### DATA FOR THIS EXERCISE

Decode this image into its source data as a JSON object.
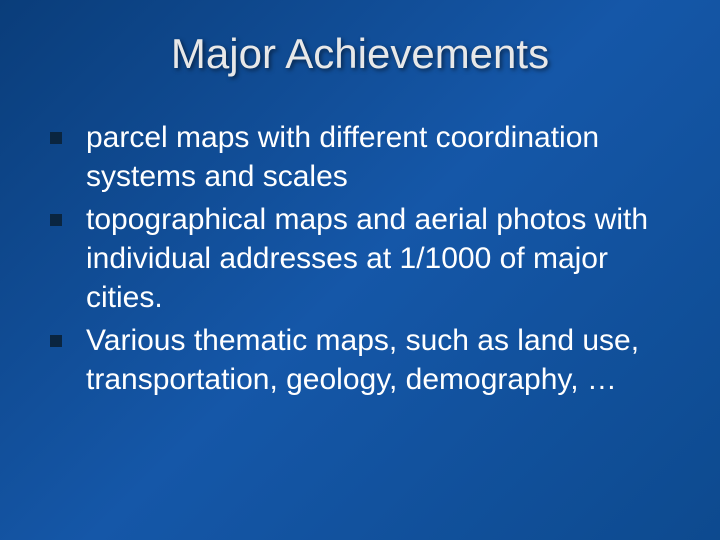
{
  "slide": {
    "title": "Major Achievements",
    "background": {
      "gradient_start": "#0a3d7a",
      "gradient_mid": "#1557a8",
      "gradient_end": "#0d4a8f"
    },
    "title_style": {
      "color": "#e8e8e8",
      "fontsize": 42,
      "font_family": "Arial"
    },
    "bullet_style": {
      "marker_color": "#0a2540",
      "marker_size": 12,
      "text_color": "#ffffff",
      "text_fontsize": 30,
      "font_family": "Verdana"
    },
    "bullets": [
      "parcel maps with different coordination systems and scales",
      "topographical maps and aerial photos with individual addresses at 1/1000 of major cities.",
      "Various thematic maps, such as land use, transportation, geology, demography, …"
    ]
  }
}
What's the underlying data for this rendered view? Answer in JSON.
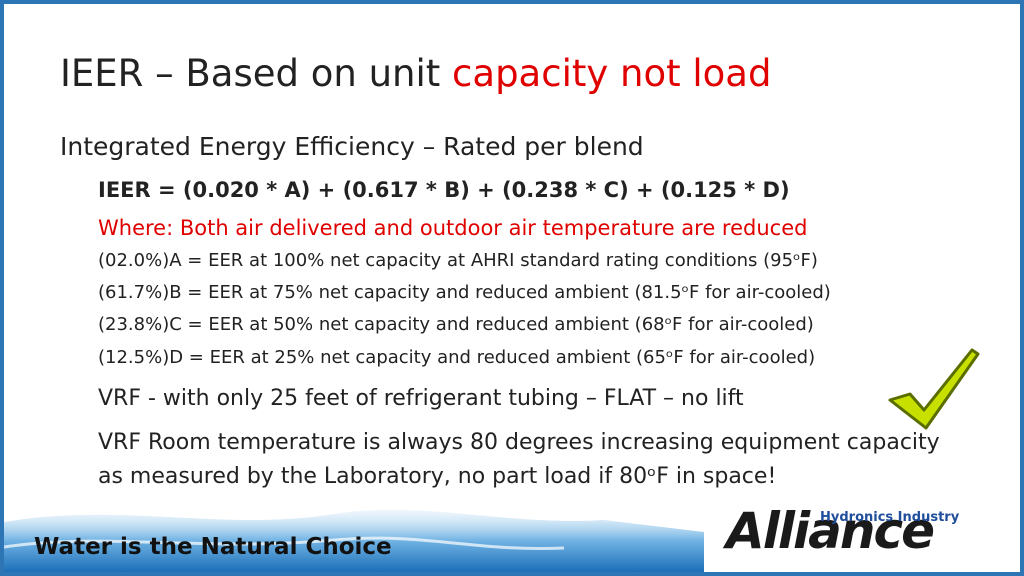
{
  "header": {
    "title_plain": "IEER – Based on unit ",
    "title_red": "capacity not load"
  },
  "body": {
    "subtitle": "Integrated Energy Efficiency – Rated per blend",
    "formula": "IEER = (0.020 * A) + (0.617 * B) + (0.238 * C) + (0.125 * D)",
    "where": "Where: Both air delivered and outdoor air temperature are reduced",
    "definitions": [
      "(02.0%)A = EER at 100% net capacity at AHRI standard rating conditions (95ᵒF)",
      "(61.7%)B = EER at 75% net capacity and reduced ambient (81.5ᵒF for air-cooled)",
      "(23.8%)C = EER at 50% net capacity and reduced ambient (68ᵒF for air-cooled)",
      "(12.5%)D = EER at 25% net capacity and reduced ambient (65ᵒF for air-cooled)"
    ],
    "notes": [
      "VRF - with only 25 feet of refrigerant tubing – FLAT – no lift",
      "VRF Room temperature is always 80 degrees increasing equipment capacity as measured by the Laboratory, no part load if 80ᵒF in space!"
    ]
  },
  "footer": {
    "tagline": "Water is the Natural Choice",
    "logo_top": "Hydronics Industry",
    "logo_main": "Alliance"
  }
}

######

▶ PROBLEM STATEMENT
Set the entries down again exactly. Do not include the images.

▶ FINISHED ANSWER
Decode this image into its source data as a JSON object.
{
  "slide": {
    "title": "Major Achievements",
    "background": {
      "gradient_start": "#0a3d7a",
      "gradient_mid": "#1557a8",
      "gradient_end": "#0d4a8f"
    },
    "title_style": {
      "color": "#e8e8e8",
      "fontsize": 42,
      "font_family": "Arial"
    },
    "bullet_style": {
      "marker_color": "#0a2540",
      "marker_size": 12,
      "text_color": "#ffffff",
      "text_fontsize": 30,
      "font_family": "Verdana"
    },
    "bullets": [
      "parcel maps with different coordination systems and scales",
      "topographical maps and aerial photos with individual addresses at 1/1000 of major cities.",
      "Various thematic maps, such as land use, transportation, geology, demography, …"
    ]
  }
}
What's the underlying data for this rendered view? Answer in JSON.
{
  "header": {
    "title_plain": "IEER – Based on unit ",
    "title_red": "capacity not load"
  },
  "body": {
    "subtitle": "Integrated Energy Efficiency – Rated per blend",
    "formula": "IEER = (0.020 * A) + (0.617 * B) + (0.238 * C) + (0.125 * D)",
    "where": "Where: Both air delivered and outdoor air temperature are reduced",
    "definitions": [
      "(02.0%)A = EER at 100% net capacity at AHRI standard rating conditions (95ᵒF)",
      "(61.7%)B = EER at 75% net capacity and reduced ambient (81.5ᵒF for air-cooled)",
      "(23.8%)C = EER at 50% net capacity and reduced ambient (68ᵒF for air-cooled)",
      "(12.5%)D = EER at 25% net capacity and reduced ambient (65ᵒF for air-cooled)"
    ],
    "notes": [
      "VRF - with only 25 feet of refrigerant tubing – FLAT – no lift",
      "VRF Room temperature is always 80 degrees increasing equipment capacity as measured by the Laboratory, no part load if 80ᵒF in space!"
    ]
  },
  "footer": {
    "tagline": "Water is the Natural Choice",
    "logo_top": "Hydronics Industry",
    "logo_main": "Alliance"
  }
}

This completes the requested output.